### SOURCE
• • • • •

# Do you have any idea what the following notations mean?



## Illico (May 4, 2021)

I would like to understand the meaning of the following notations from an orchestral score.
This is the *[Cue]* notation on a Flute phrase bounded with dotes, following by the *[Play]* notation.





There are other similar parts later in the score (on woodwinds).
Regards.


----------



## Illico (May 5, 2021)

Are you agree with this:


> We use "cue" for a part that will not necessarily be recorded. It appears on the score, but the conductor will make the decision to play it, or not, during the recording."


----------



## Rob (May 5, 2021)

for all I know cue notes usually help an instrument entrance after a long pause, they reproduce the notes of another instrument who's playing at that moment so to have a secure reference. Sometimes the instrument could also be requested to play those notes, in case the original instrument is not available... they are usually in smaller size, these ones seem in normal notation size, not sure.
EDIT: the post above adds another meaning to the term, which I wasn't aware of...


----------



## mikeh-375 (May 5, 2021)

Illico said:


> Are you agree with this:


No, whoever said that was wrong, unless there is some confusion over the term 'cue' (eg. when it comes to soundtracks). Is there more context to the answer you've quoted?
@Rob 's answer is correct when it comes to notation, score and parts. If an instrument has a cue written into their part, then that cued part is deemed necessary enough to be written in for an alternative instrument and should not be missed out. 
I'd be mightily pissed if I'd gone to the trouble of cueing in a part only for a conductor to decide whether to play it or not.


----------



## South Thames (May 5, 2021)

> No, whoever said that was wrong, unless there is some confusion over the term 'cue' (eg. when it comes to soundtracks). Is there more context to the answer you've quoted?
> @Rob 's answer is correct when it comes to notation, score and parts.



They are both correct.

In strict musical terms, 'cue' in an instrumental part is music that's not intended to be played but rather is intended to guide the player as to where he/should enter, especially during lengthy rests or passages where entry points may otherwise be unclear.

However, in commercial music, film music especially, cueing has another specific meaning -- music that is 'cued' in parts to give the composer or conductor options on the recording stage. Eg. a melody might be played by first violins, but in case that's not powerful enough the orchestrator may 'cue the melody in the horns'. The horns won't play the cue unless told to do so, but it makes the change as easy as a verbal instruction vs. having to re-copy and re-tranpose the part.


----------



## mikeh-375 (May 5, 2021)

South Thames said:


> They are both correct. In strict musical terms, 'cue' in an instrumental part is music that's not intended to be played but rather is intended to guide the player as to where he/should enter, especially during lengthy rests.
> 
> However, in commercial music, film music especially, cueing has another specific meaning -- music that is 'cued' in parts to give the composer or conductor options on the recording stage. Eg. a melody might be played by first violins, but in case that's not powerful enough the orchestrator may 'cue the melody in the horns'. The horns won't play the cue unless told to do so.

• • • • •

### LIST OF TASKS
1. Repeat the part of the cue notation thread that begins at the words "## Rob (May" and stops after "size, not sure.".
2. Name every user who posted in the cue notation thread, listing each username once.
The entries that come next are from a separate source and have no connection to the cue notation thread.

### SUPPLIED INFORMATION
• • • • •

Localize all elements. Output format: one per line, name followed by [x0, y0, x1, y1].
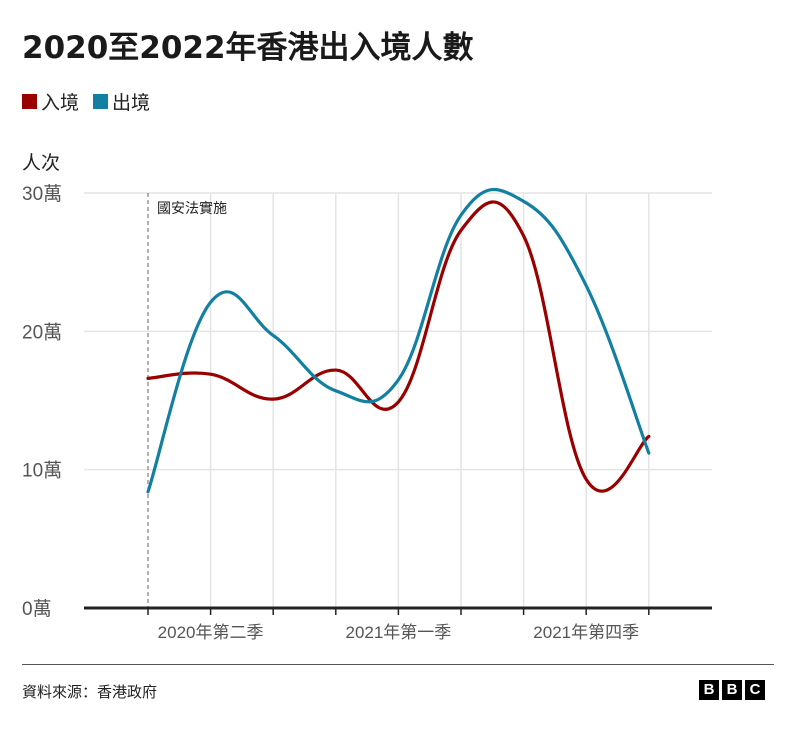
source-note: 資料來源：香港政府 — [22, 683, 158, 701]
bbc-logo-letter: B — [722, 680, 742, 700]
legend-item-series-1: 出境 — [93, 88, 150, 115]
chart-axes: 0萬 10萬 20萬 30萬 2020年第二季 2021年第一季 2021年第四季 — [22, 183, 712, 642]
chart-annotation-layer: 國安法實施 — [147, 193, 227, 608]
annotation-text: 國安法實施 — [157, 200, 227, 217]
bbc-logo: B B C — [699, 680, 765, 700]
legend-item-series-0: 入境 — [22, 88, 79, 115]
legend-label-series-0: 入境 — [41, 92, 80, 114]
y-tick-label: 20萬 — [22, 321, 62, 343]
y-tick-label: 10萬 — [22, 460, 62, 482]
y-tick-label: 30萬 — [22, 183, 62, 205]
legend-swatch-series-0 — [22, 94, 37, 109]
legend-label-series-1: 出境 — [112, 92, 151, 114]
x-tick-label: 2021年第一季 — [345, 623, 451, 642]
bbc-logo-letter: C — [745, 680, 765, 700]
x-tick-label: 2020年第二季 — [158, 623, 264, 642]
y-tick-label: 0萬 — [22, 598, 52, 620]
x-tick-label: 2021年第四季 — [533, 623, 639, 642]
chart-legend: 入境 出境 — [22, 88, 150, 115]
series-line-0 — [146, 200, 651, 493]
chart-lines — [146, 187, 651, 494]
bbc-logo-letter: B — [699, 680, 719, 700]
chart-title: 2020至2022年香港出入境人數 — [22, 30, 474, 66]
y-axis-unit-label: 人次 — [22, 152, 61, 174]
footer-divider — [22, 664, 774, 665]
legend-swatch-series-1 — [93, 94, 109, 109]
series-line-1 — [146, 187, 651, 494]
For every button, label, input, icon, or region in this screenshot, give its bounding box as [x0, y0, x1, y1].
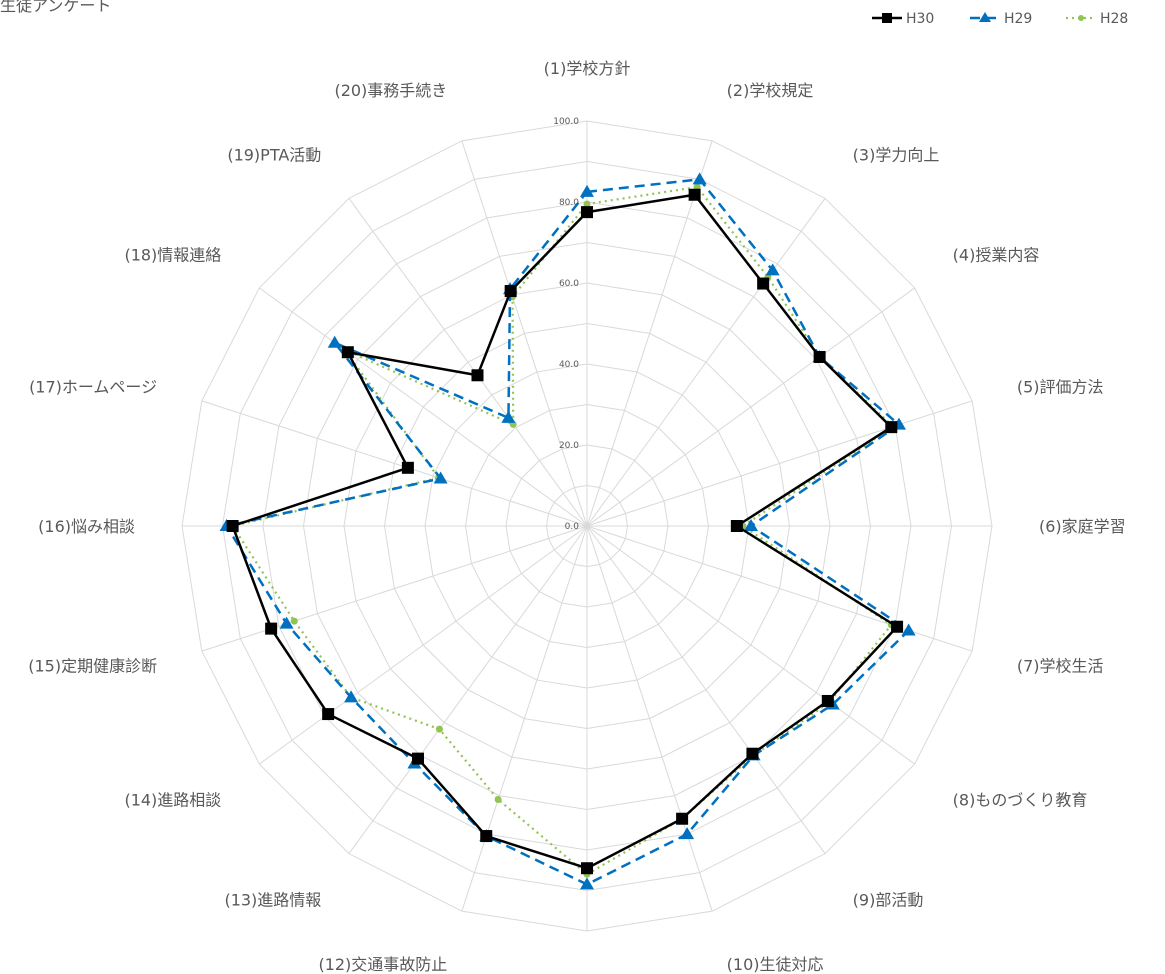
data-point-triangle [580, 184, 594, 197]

• • • • •

### FULL SOLUTIONS
1.
## Rob (May 5, 2021)

for all I know cue notes usually help an instrument entrance after a long pause, they reproduce the notes of another instrument who's playing at that moment so to have a secure reference. Sometimes the instrument could also be requested to play those notes, in case the original instrument is not available... they are usually in smaller size, these ones seem in normal notation size, not sure.

2. Illico, Rob, mikeh-375, South Thames